Brano scelto:
________

Recensione. Da Ravenna l’ultimo lavoro cittadino del Teatro delle Albe, a partire da Don Chisciotte.
C’è un antico palazzo diroccato, al centro di Ravenna, che viene chiamato Palazzo di Teodorico. Sembra in realtà che il re ostrogoto non l’abbia nemmeno mai visto, ma così continua a essere conosciuto. A ben guardare poi i palazzi sono due: di fronte c’è Palazzo Malagola, un tempo residenza di una ricca famiglia borghese, oggi centro di ricerca sulla voce. Il doppio, il rispecchiamento, il crocevia sono le strade per entrare in Don Chisciotte ad ardere, spettacolo-progetto triennale di Teatro delle Albe. Un lavoro «cucito» su Ravenna, casa della storica compagnia, e sulla sua geografia, le sue vie, i suoi cittadini che hanno accolto la chiamata pubblica, come già avevano fatto gli scorsi anni per la Divina Commedia.
Don Chisciotte ad ardere è un’opera in fieri: nell’estate del 2023 Marco Martinelli e Ermanna Montanari avevano presentato la prima parte, ad inizio luglio 2024 si è aggiunta la seconda, e il prossimo anno si vedrà lo spettacolo completo nelle sue tre parti. Marco e Ermanna sono le guide in questo viaggio; anche loro non sfuggono alla logica della maschera, e i loro ruoli «tipici» di drammaturgo-regista e attrice si vanno sempre più confondendo. Ecco allora la maga Hermanita e il mago Marcus accoglierci a Palazzo Malagola, attraversarne le stanze è un rito di iniziazione: in ogni anfratto un’immagine scava da qualche parte, riflette una paura, un enigma, una fatica.

________

Esercizi proposti:
a. Secondo la recensione, che funzione ha oggi Palazzo Malagola?
b. Riproduca fedelmente il passo della recensione che si apre con le parole contenenti "Don Chisciotte ad ardere è" e si chiude con "enigma, una fatica.".

________

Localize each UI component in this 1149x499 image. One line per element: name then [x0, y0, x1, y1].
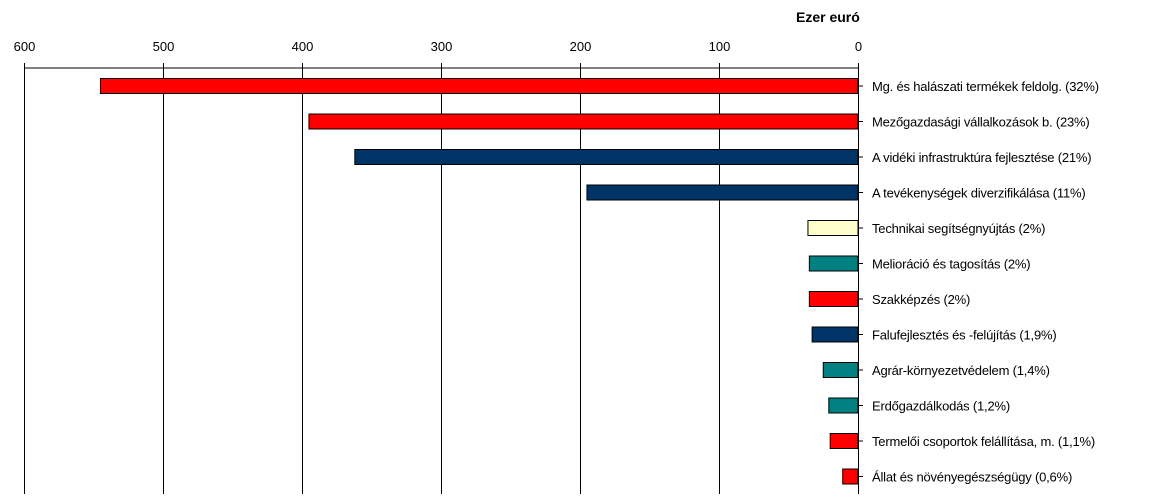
category-label: A vidéki infrastruktúra fejlesztése (21%…	[872, 150, 1091, 165]
gridlines	[24, 68, 720, 494]
x-tick-label: 400	[292, 39, 314, 54]
x-tick-label: 0	[855, 39, 862, 54]
category-label: Szakképzés (2%)	[872, 292, 970, 307]
category-label: Melioráció és tagosítás (2%)	[872, 257, 1030, 272]
x-tick-label: 100	[709, 39, 731, 54]
bar	[829, 433, 859, 449]
category-label: Agrár-környezetvédelem (1,4%)	[872, 363, 1050, 378]
category-label: Állat és növényegészségügy (0,6%)	[872, 470, 1072, 485]
x-tick-label: 300	[431, 39, 453, 54]
category-labels: Mg. és halászati termékek feldolg. (32%)…	[872, 79, 1099, 485]
category-label: Mg. és halászati termékek feldolg. (32%)	[872, 79, 1099, 94]
bar	[828, 397, 859, 414]
bar	[807, 220, 859, 236]
unit-label: Ezer euró	[796, 9, 860, 25]
bars	[99, 78, 859, 485]
bar	[354, 149, 859, 165]
bar	[808, 255, 859, 272]
bar	[811, 326, 859, 343]
category-label: Erdőgazdálkodás (1,2%)	[872, 399, 1010, 414]
category-label: A tevékenységek diverzifikálása (11%)	[872, 186, 1085, 201]
category-label: Technikai segítségnyújtás (2%)	[872, 221, 1045, 236]
category-label: Mezőgazdasági vállalkozások b. (23%)	[872, 115, 1090, 130]
bar	[308, 113, 859, 130]
x-tick-label: 200	[570, 39, 592, 54]
bar	[99, 78, 859, 94]
x-axis: 600 500 400 300 200 100 0	[14, 39, 863, 494]
category-label: Termelői csoportok felállítása, m. (1,1%…	[872, 434, 1095, 449]
bar	[808, 291, 859, 307]
bar	[842, 468, 859, 485]
bar	[586, 184, 859, 201]
x-tick-label: 500	[153, 39, 175, 54]
bar	[822, 362, 859, 378]
category-label: Falufejlesztés és -felújítás (1,9%)	[872, 328, 1056, 343]
x-tick-label: 600	[14, 39, 36, 54]
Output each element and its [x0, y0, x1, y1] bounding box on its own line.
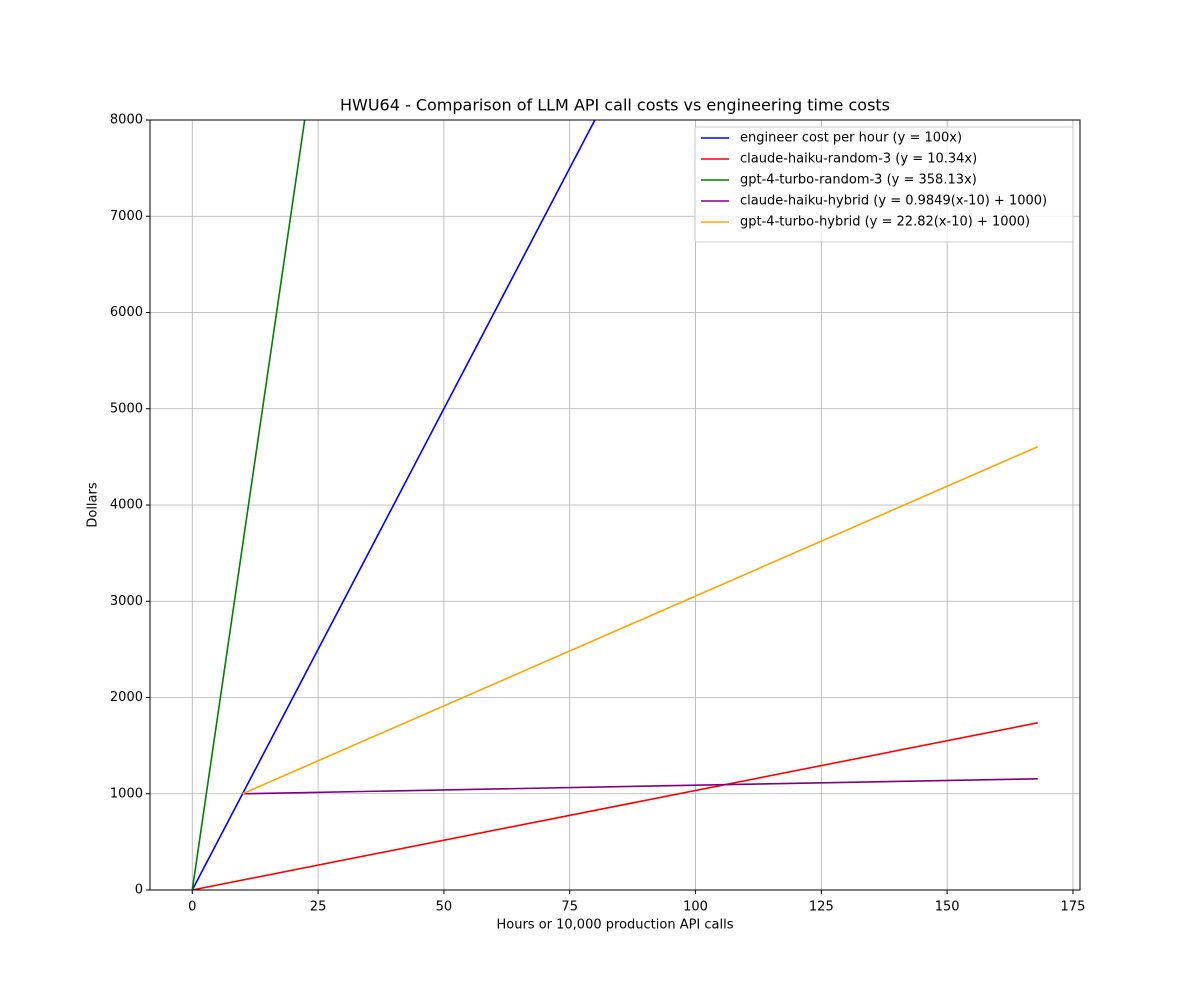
x-tick-label: 125 [809, 900, 834, 915]
line [191, 120, 596, 890]
y-tick-label: 3000 [110, 594, 143, 609]
legend-label: engineer cost per hour (y = 100x) [740, 131, 962, 146]
y-tick-label: 4000 [110, 498, 143, 513]
y-tick-label: 8000 [110, 113, 143, 128]
y-tick-label: 7000 [110, 209, 143, 224]
legend-box [694, 126, 1074, 243]
y-axis-label: Dollars [86, 482, 101, 527]
x-tick-label: 25 [310, 900, 327, 915]
x-tick-label: 75 [561, 900, 578, 915]
y-tick-label: 5000 [110, 401, 143, 416]
y-tick-label: 1000 [110, 786, 143, 801]
plot-lines [191, 120, 1039, 890]
x-tick-label: 175 [1061, 900, 1086, 915]
y-tick-label: 2000 [110, 690, 143, 705]
legend-label: claude-haiku-random-3 (y = 10.34x) [740, 152, 977, 167]
legend-label: gpt-4-turbo-hybrid (y = 22.82(x-10) + 10… [740, 215, 1030, 230]
legend-label: gpt-4-turbo-random-3 (y = 358.13x) [740, 173, 977, 188]
line [242, 445, 1039, 795]
x-tick-label: 50 [436, 900, 453, 915]
line [192, 722, 1038, 890]
legend-label: claude-haiku-hybrid (y = 0.9849(x-10) + … [740, 194, 1047, 209]
line [242, 777, 1038, 795]
x-tick-label: 0 [188, 900, 196, 915]
x-tick-label: 150 [935, 900, 960, 915]
y-tick-label: 6000 [110, 305, 143, 320]
x-tick-label: 100 [683, 900, 708, 915]
chart-title: HWU64 - Comparison of LLM API call costs… [340, 96, 890, 115]
y-tick-label: 0 [135, 883, 143, 898]
plot-frame [149, 119, 1081, 891]
x-axis-label: Hours or 10,000 production API calls [496, 918, 733, 933]
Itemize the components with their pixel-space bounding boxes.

________

Risposte per esercizio:
a. È un centro di ricerca sulla voce.

b.
Don Chisciotte ad ardere è un’opera in fieri: nell’estate del 2023 Marco Martinelli e Ermanna Montanari avevano presentato la prima parte, ad inizio luglio 2024 si è aggiunta la seconda, e il prossimo anno si vedrà lo spettacolo completo nelle sue tre parti. Marco e Ermanna sono le guide in questo viaggio; anche loro non sfuggono alla logica della maschera, e i loro ruoli «tipici» di drammaturgo-regista e attrice si vanno sempre più confondendo. Ecco allora la maga Hermanita e il mago Marcus accoglierci a Palazzo Malagola, attraversarne le stanze è un rito di iniziazione: in ogni anfratto un’immagine scava da qualche parte, riflette una paura, un enigma, una fatica.